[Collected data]
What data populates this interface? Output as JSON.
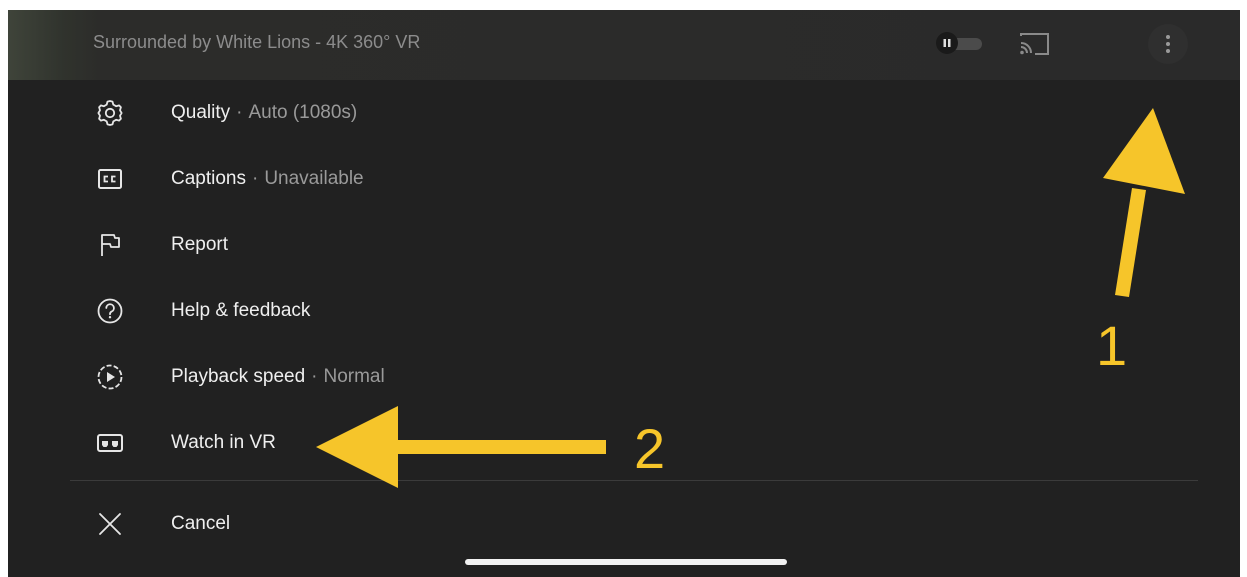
{
  "header": {
    "title": "Surrounded by White Lions - 4K 360° VR",
    "icons": {
      "autoplay": "autoplay-toggle-icon",
      "cast": "cast-icon",
      "more": "more-vert-icon"
    }
  },
  "menu": {
    "items": [
      {
        "label": "Quality",
        "sub": "Auto (1080s)",
        "icon": "gear-icon"
      },
      {
        "label": "Captions",
        "sub": "Unavailable",
        "icon": "closed-captions-icon"
      },
      {
        "label": "Report",
        "sub": "",
        "icon": "flag-icon"
      },
      {
        "label": "Help & feedback",
        "sub": "",
        "icon": "help-circle-icon"
      },
      {
        "label": "Playback speed",
        "sub": "Normal",
        "icon": "playback-speed-icon"
      },
      {
        "label": "Watch in VR",
        "sub": "",
        "icon": "vr-headset-icon"
      }
    ],
    "cancel": {
      "label": "Cancel",
      "icon": "close-icon"
    }
  },
  "annotations": {
    "arrow1_number": "1",
    "arrow2_number": "2",
    "color": "#f6c52a"
  },
  "colors": {
    "background": "#212121",
    "text": "#efefef",
    "subtext": "#9a9a9a"
  }
}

* THE TASK:
Leave out the pictures and print each record exactly as it stands.

* RESULT OF THIS TASK:
What data populates this interface? Output as JSON.
{
  "header": {
    "title": "Surrounded by White Lions - 4K 360° VR",
    "icons": {
      "autoplay": "autoplay-toggle-icon",
      "cast": "cast-icon",
      "more": "more-vert-icon"
    }
  },
  "menu": {
    "items": [
      {
        "label": "Quality",
        "sub": "Auto (1080s)",
        "icon": "gear-icon"
      },
      {
        "label": "Captions",
        "sub": "Unavailable",
        "icon": "closed-captions-icon"
      },
      {
        "label": "Report",
        "sub": "",
        "icon": "flag-icon"
      },
      {
        "label": "Help & feedback",
        "sub": "",
        "icon": "help-circle-icon"
      },
      {
        "label": "Playback speed",
        "sub": "Normal",
        "icon": "playback-speed-icon"
      },
      {
        "label": "Watch in VR",
        "sub": "",
        "icon": "vr-headset-icon"
      }
    ],
    "cancel": {
      "label": "Cancel",
      "icon": "close-icon"
    }
  },
  "annotations": {
    "arrow1_number": "1",
    "arrow2_number": "2",
    "color": "#f6c52a"
  },
  "colors": {
    "background": "#212121",
    "text": "#efefef",
    "subtext": "#9a9a9a"
  }
}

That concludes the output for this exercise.